WHAT IS ASKED: Below is a block of data; give all of it again word for word.

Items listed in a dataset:
---*---
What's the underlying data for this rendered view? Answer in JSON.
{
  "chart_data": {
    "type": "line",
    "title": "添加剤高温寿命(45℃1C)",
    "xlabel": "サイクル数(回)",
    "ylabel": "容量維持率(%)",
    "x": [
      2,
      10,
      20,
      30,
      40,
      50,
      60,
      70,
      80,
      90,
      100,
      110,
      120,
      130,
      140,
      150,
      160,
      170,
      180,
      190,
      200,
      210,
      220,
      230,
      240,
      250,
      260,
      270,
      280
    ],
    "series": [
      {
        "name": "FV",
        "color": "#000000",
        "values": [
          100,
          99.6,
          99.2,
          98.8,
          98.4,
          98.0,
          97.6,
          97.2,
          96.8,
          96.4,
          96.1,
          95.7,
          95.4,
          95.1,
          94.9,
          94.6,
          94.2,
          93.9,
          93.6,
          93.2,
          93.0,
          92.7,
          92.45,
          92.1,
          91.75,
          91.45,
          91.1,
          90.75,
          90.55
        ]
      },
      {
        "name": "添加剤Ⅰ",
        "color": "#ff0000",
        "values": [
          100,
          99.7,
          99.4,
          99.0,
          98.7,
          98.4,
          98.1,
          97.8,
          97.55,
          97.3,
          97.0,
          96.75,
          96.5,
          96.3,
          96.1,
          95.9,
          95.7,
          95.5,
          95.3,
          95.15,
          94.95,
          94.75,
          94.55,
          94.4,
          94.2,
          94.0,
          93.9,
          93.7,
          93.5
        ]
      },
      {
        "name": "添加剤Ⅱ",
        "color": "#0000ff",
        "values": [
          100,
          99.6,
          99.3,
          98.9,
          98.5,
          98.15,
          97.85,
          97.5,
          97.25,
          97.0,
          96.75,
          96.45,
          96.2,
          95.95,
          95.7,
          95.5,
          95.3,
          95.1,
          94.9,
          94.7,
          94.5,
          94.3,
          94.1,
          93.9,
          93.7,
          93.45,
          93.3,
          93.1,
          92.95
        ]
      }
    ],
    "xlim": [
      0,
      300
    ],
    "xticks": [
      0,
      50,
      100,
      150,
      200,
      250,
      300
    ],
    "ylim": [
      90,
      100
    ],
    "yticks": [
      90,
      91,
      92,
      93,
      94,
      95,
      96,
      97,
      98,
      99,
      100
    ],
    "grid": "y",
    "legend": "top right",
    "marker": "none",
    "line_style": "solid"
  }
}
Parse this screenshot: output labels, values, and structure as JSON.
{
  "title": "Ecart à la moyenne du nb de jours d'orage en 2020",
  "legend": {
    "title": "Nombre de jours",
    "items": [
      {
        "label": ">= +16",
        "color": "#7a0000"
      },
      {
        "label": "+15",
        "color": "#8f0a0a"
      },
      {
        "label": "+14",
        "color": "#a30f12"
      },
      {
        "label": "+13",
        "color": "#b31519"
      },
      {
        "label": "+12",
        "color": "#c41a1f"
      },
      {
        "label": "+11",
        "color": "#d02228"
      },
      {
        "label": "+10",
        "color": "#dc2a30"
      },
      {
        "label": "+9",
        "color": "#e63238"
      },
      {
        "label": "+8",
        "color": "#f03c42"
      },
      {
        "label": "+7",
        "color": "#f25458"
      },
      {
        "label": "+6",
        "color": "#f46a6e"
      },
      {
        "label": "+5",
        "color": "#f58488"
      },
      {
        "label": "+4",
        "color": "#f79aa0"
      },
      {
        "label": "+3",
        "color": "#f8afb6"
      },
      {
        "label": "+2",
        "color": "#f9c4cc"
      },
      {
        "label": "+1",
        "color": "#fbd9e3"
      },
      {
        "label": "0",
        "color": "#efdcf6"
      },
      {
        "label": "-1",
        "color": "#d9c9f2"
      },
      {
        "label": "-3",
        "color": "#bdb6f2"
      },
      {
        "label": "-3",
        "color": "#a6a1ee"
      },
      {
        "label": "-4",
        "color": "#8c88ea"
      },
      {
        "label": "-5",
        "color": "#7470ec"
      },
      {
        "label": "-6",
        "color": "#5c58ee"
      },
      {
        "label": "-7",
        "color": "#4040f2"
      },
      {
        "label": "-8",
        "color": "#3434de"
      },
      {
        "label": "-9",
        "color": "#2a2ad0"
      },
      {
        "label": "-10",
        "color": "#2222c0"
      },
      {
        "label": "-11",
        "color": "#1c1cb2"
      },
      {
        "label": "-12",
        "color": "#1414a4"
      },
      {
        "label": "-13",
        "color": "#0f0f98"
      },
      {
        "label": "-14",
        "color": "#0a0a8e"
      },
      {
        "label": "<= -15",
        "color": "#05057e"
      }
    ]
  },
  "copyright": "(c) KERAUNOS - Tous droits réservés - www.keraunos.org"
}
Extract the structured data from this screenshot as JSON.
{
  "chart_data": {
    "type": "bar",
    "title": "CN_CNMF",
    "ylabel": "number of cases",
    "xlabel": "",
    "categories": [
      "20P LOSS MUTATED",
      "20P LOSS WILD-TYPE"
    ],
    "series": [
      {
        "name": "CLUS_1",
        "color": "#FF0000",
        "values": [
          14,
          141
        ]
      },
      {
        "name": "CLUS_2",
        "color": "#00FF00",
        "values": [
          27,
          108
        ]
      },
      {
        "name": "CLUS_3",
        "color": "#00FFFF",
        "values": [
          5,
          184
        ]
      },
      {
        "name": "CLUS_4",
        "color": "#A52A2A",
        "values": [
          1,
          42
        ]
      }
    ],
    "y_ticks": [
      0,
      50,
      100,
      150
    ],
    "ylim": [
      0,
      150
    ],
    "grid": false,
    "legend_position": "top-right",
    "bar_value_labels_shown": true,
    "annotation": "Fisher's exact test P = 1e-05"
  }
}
---*---
TASK OUTPUT:
What's the underlying data for this rendered view? Answer in JSON.
{
  "chart_data": {
    "type": "line",
    "title": "添加剤高温寿命(45℃1C)",
    "xlabel": "サイクル数(回)",
    "ylabel": "容量維持率(%)",
    "x": [
      2,
      10,
      20,
      30,
      40,
      50,
      60,
      70,
      80,
      90,
      100,
      110,
      120,
      130,
      140,
      150,
      160,
      170,
      180,
      190,
      200,
      210,
      220,
      230,
      240,
      250,
      260,
      270,
      280
    ],
    "series": [
      {
        "name": "FV",
        "color": "#000000",
        "values": [
          100,
          99.6,
          99.2,
          98.8,
          98.4,
          98.0,
          97.6,
          97.2,
          96.8,
          96.4,
          96.1,
          95.7,
          95.4,
          95.1,
          94.9,
          94.6,
          94.2,
          93.9,
          93.6,
          93.2,
          93.0,
          92.7,
          92.45,
          92.1,
          91.75,
          91.45,
          91.1,
          90.75,
          90.55
        ]
      },
      {
        "name": "添加剤Ⅰ",
        "color": "#ff0000",
        "values": [
          100,
          99.7,
          99.4,
          99.0,
          98.7,
          98.4,
          98.1,
          97.8,
          97.55,
          97.3,
          97.0,
          96.75,
          96.5,
          96.3,
          96.1,
          95.9,
          95.7,
          95.5,
          95.3,
          95.15,
          94.95,
          94.75,
          94.55,
          94.4,
          94.2,
          94.0,
          93.9,
          93.7,
          93.5
        ]
      },
      {
        "name": "添加剤Ⅱ",
        "color": "#0000ff",
        "values": [
          100,
          99.6,
          99.3,
          98.9,
          98.5,
          98.15,
          97.85,
          97.5,
          97.25,
          97.0,
          96.75,
          96.45,
          96.2,
          95.95,
          95.7,
          95.5,
          95.3,
          95.1,
          94.9,
          94.7,
          94.5,
          94.3,
          94.1,
          93.9,
          93.7,
          93.45,
          93.3,
          93.1,
          92.95
        ]
      }
    ],
    "xlim": [
      0,
      300
    ],
    "xticks": [
      0,
      50,
      100,
      150,
      200,
      250,
      300
    ],
    "ylim": [
      90,
      100
    ],
    "yticks": [
      90,
      91,
      92,
      93,
      94,
      95,
      96,
      97,
      98,
      99,
      100
    ],
    "grid": "y",
    "legend": "top right",
    "marker": "none",
    "line_style": "solid"
  }
}
Parse this screenshot: output labels, values, and structure as JSON.
{
  "title": "Ecart à la moyenne du nb de jours d'orage en 2020",
  "legend": {
    "title": "Nombre de jours",
    "items": [
      {
        "label": ">= +16",
        "color": "#7a0000"
      },
      {
        "label": "+15",
        "color": "#8f0a0a"
      },
      {
        "label": "+14",
        "color": "#a30f12"
      },
      {
        "label": "+13",
        "color": "#b31519"
      },
      {
        "label": "+12",
        "color": "#c41a1f"
      },
      {
        "label": "+11",
        "color": "#d02228"
      },
      {
        "label": "+10",
        "color": "#dc2a30"
      },
      {
        "label": "+9",
        "color": "#e63238"
      },
      {
        "label": "+8",
        "color": "#f03c42"
      },
      {
        "label": "+7",
        "color": "#f25458"
      },
      {
        "label": "+6",
        "color": "#f46a6e"
      },
      {
        "label": "+5",
        "color": "#f58488"
      },
      {
        "label": "+4",
        "color": "#f79aa0"
      },
      {
        "label": "+3",
        "color": "#f8afb6"
      },
      {
        "label": "+2",
        "color": "#f9c4cc"
      },
      {
        "label": "+1",
        "color": "#fbd9e3"
      },
      {
        "label": "0",
        "color": "#efdcf6"
      },
      {
        "label": "-1",
        "color": "#d9c9f2"
      },
      {
        "label": "-3",
        "color": "#bdb6f2"
      },
      {
        "label": "-3",
        "color": "#a6a1ee"
      },
      {
        "label": "-4",
        "color": "#8c88ea"
      },
      {
        "label": "-5",
        "color": "#7470ec"
      },
      {
        "label": "-6",
        "color": "#5c58ee"
      },
      {
        "label": "-7",
        "color": "#4040f2"
      },
      {
        "label": "-8",
        "color": "#3434de"
      },
      {
        "label": "-9",
        "color": "#2a2ad0"
      },
      {
        "label": "-10",
        "color": "#2222c0"
      },
      {
        "label": "-11",
        "color": "#1c1cb2"
      },
      {
        "label": "-12",
        "color": "#1414a4"
      },
      {
        "label": "-13",
        "color": "#0f0f98"
      },
      {
        "label": "-14",
        "color": "#0a0a8e"
      },
      {
        "label": "<= -15",
        "color": "#05057e"
      }
    ]
  },
  "copyright": "(c) KERAUNOS - Tous droits réservés - www.keraunos.org"
}
Extract the structured data from this screenshot as JSON.
{
  "chart_data": {
    "type": "bar",
    "title": "CN_CNMF",
    "ylabel": "number of cases",
    "xlabel": "",
    "categories": [
      "20P LOSS MUTATED",
      "20P LOSS WILD-TYPE"
    ],
    "series": [
      {
        "name": "CLUS_1",
        "color": "#FF0000",
        "values": [
          14,
          141
        ]
      },
      {
        "name": "CLUS_2",
        "color": "#00FF00",
        "values": [
          27,
          108
        ]
      },
      {
        "name": "CLUS_3",
        "color": "#00FFFF",
        "values": [
          5,
          184
        ]
      },
      {
        "name": "CLUS_4",
        "color": "#A52A2A",
        "values": [
          1,
          42
        ]
      }
    ],
    "y_ticks": [
      0,
      50,
      100,
      150
    ],
    "ylim": [
      0,
      150
    ],
    "grid": false,
    "legend_position": "top-right",
    "bar_value_labels_shown": true,
    "annotation": "Fisher's exact test P = 1e-05"
  }
}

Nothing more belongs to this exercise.